YOUR GOAL | Without skipping anything, write out each record below exactly.

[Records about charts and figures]

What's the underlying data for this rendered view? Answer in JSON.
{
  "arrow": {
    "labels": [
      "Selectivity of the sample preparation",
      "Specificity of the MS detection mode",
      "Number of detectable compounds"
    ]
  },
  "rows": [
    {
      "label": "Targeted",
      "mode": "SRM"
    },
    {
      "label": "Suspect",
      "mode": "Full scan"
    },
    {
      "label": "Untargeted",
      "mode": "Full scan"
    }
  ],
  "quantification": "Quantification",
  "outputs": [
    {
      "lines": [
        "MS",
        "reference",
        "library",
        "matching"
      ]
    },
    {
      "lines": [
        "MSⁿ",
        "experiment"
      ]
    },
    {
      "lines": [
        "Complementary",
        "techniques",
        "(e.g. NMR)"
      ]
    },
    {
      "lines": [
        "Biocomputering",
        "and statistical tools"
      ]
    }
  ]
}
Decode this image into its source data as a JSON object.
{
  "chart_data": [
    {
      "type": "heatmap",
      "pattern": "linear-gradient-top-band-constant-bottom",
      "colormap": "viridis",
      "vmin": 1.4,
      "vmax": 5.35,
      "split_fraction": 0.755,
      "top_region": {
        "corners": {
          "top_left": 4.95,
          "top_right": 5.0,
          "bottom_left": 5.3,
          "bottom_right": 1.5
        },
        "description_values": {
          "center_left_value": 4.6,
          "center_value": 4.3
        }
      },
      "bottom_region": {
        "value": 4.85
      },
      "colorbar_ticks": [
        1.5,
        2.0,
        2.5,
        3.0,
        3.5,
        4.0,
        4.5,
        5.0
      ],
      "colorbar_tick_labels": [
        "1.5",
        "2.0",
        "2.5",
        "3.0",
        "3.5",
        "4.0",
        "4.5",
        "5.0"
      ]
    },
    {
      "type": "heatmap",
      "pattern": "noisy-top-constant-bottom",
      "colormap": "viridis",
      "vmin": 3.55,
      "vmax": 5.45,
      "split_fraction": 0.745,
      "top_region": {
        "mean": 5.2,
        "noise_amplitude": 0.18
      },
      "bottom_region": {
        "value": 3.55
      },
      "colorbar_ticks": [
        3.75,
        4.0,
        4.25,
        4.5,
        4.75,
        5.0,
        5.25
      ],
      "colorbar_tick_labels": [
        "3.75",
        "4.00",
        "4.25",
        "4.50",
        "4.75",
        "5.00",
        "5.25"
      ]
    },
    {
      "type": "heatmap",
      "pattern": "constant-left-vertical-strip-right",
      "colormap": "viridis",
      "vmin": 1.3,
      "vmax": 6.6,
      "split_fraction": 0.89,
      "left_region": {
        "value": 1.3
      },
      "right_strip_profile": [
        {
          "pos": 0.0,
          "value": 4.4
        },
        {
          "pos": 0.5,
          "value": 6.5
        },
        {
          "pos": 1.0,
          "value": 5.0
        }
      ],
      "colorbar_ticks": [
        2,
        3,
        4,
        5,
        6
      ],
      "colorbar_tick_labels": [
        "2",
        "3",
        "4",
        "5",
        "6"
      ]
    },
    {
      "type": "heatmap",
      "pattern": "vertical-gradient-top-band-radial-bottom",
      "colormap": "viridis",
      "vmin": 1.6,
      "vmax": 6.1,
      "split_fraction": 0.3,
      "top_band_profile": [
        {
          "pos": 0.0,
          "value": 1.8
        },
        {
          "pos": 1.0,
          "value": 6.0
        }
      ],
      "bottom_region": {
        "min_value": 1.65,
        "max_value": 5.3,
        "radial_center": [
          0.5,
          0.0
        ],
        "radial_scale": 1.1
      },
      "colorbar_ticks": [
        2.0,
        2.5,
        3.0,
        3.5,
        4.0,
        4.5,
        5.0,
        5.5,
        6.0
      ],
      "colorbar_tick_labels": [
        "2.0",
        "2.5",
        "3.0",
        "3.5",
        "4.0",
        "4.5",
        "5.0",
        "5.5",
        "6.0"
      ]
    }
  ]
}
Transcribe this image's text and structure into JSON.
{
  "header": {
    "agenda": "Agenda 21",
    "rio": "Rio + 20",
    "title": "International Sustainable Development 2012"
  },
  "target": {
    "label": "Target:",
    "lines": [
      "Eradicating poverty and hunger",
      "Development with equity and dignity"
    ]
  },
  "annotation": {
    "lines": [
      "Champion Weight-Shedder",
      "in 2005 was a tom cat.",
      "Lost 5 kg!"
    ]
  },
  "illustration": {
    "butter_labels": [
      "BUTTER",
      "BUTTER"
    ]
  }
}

ANSWER FOR THIS EXERCISE |
What's the underlying data for this rendered view? Answer in JSON.
{
  "arrow": {
    "labels": [
      "Selectivity of the sample preparation",
      "Specificity of the MS detection mode",
      "Number of detectable compounds"
    ]
  },
  "rows": [
    {
      "label": "Targeted",
      "mode": "SRM"
    },
    {
      "label": "Suspect",
      "mode": "Full scan"
    },
    {
      "label": "Untargeted",
      "mode": "Full scan"
    }
  ],
  "quantification": "Quantification",
  "outputs": [
    {
      "lines": [
        "MS",
        "reference",
        "library",
        "matching"
      ]
    },
    {
      "lines": [
        "MSⁿ",
        "experiment"
      ]
    },
    {
      "lines": [
        "Complementary",
        "techniques",
        "(e.g. NMR)"
      ]
    },
    {
      "lines": [
        "Biocomputering",
        "and statistical tools"
      ]
    }
  ]
}
Decode this image into its source data as a JSON object.
{
  "chart_data": [
    {
      "type": "heatmap",
      "pattern": "linear-gradient-top-band-constant-bottom",
      "colormap": "viridis",
      "vmin": 1.4,
      "vmax": 5.35,
      "split_fraction": 0.755,
      "top_region": {
        "corners": {
          "top_left": 4.95,
          "top_right": 5.0,
          "bottom_left": 5.3,
          "bottom_right": 1.5
        },
        "description_values": {
          "center_left_value": 4.6,
          "center_value": 4.3
        }
      },
      "bottom_region": {
        "value": 4.85
      },
      "colorbar_ticks": [
        1.5,
        2.0,
        2.5,
        3.0,
        3.5,
        4.0,
        4.5,
        5.0
      ],
      "colorbar_tick_labels": [
        "1.5",
        "2.0",
        "2.5",
        "3.0",
        "3.5",
        "4.0",
        "4.5",
        "5.0"
      ]
    },
    {
      "type": "heatmap",
      "pattern": "noisy-top-constant-bottom",
      "colormap": "viridis",
      "vmin": 3.55,
      "vmax": 5.45,
      "split_fraction": 0.745,
      "top_region": {
        "mean": 5.2,
        "noise_amplitude": 0.18
      },
      "bottom_region": {
        "value": 3.55
      },
      "colorbar_ticks": [
        3.75,
        4.0,
        4.25,
        4.5,
        4.75,
        5.0,
        5.25
      ],
      "colorbar_tick_labels": [
        "3.75",
        "4.00",
        "4.25",
        "4.50",
        "4.75",
        "5.00",
        "5.25"
      ]
    },
    {
      "type": "heatmap",
      "pattern": "constant-left-vertical-strip-right",
      "colormap": "viridis",
      "vmin": 1.3,
      "vmax": 6.6,
      "split_fraction": 0.89,
      "left_region": {
        "value": 1.3
      },
      "right_strip_profile": [
        {
          "pos": 0.0,
          "value": 4.4
        },
        {
          "pos": 0.5,
          "value": 6.5
        },
        {
          "pos": 1.0,
          "value": 5.0
        }
      ],
      "colorbar_ticks": [
        2,
        3,
        4,
        5,
        6
      ],
      "colorbar_tick_labels": [
        "2",
        "3",
        "4",
        "5",
        "6"
      ]
    },
    {
      "type": "heatmap",
      "pattern": "vertical-gradient-top-band-radial-bottom",
      "colormap": "viridis",
      "vmin": 1.6,
      "vmax": 6.1,
      "split_fraction": 0.3,
      "top_band_profile": [
        {
          "pos": 0.0,
          "value": 1.8
        },
        {
          "pos": 1.0,
          "value": 6.0
        }
      ],
      "bottom_region": {
        "min_value": 1.65,
        "max_value": 5.3,
        "radial_center": [
          0.5,
          0.0
        ],
        "radial_scale": 1.1
      },
      "colorbar_ticks": [
        2.0,
        2.5,
        3.0,
        3.5,
        4.0,
        4.5,
        5.0,
        5.5,
        6.0
      ],
      "colorbar_tick_labels": [
        "2.0",
        "2.5",
        "3.0",
        "3.5",
        "4.0",
        "4.5",
        "5.0",
        "5.5",
        "6.0"
      ]
    }
  ]
}
Transcribe this image's text and structure into JSON.
{
  "header": {
    "agenda": "Agenda 21",
    "rio": "Rio + 20",
    "title": "International Sustainable Development 2012"
  },
  "target": {
    "label": "Target:",
    "lines": [
      "Eradicating poverty and hunger",
      "Development with equity and dignity"
    ]
  },
  "annotation": {
    "lines": [
      "Champion Weight-Shedder",
      "in 2005 was a tom cat.",
      "Lost 5 kg!"
    ]
  },
  "illustration": {
    "butter_labels": [
      "BUTTER",
      "BUTTER"
    ]
  }
}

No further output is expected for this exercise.